---------- Source data ----------

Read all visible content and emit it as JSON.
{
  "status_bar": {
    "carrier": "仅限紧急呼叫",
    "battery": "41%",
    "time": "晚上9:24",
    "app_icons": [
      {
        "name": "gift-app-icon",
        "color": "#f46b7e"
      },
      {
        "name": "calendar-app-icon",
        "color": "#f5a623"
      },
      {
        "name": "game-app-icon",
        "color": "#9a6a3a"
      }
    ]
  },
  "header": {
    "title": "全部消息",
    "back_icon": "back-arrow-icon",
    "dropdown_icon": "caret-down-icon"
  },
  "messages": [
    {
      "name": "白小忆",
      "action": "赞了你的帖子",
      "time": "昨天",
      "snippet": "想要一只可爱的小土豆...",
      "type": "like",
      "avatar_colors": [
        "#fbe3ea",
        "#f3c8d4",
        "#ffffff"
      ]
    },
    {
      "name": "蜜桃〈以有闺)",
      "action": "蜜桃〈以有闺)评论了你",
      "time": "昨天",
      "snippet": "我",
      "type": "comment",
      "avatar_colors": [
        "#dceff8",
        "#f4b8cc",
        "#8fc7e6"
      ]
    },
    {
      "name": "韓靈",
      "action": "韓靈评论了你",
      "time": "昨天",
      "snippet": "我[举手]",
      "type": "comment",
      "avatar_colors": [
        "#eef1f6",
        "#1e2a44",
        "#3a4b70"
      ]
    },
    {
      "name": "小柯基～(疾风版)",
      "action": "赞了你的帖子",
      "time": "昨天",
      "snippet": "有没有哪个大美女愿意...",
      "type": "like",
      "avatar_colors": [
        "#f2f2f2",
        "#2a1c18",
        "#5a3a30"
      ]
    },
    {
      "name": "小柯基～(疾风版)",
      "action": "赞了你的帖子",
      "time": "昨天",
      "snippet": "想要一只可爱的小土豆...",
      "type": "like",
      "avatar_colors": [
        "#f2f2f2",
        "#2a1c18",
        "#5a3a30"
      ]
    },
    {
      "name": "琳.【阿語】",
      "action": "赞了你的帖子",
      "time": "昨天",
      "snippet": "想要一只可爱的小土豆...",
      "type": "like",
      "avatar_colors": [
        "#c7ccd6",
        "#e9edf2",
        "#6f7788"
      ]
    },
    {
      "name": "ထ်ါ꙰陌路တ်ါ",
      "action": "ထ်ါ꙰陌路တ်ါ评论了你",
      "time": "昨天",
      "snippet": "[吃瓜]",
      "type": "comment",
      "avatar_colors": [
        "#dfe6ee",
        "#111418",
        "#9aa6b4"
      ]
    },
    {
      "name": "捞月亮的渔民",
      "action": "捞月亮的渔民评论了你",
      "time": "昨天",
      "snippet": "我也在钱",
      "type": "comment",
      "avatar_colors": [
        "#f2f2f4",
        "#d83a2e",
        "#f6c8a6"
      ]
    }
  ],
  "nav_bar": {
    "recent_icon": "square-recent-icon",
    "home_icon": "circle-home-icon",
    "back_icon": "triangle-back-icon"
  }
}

----------
---------- Source data ----------

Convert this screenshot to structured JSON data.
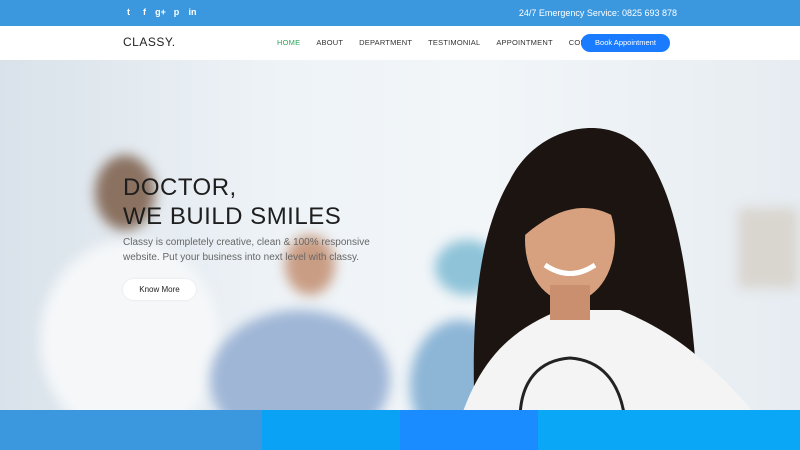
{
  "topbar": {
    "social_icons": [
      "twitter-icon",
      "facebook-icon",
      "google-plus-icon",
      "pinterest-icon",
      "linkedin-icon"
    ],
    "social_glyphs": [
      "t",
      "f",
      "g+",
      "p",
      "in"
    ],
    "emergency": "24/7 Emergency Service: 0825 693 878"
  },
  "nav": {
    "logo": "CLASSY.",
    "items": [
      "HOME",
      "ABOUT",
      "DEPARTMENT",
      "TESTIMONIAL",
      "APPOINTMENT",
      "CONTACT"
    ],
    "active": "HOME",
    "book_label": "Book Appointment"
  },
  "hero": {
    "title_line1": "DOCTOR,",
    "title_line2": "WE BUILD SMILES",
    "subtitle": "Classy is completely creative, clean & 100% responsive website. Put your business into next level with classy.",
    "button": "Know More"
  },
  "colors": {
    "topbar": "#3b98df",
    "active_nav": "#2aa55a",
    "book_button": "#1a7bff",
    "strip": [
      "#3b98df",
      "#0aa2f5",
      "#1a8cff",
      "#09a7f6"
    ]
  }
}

----------

What you need to do: Reply with one number only: how many lines of the listing hold "snippet"?

Correct output: 8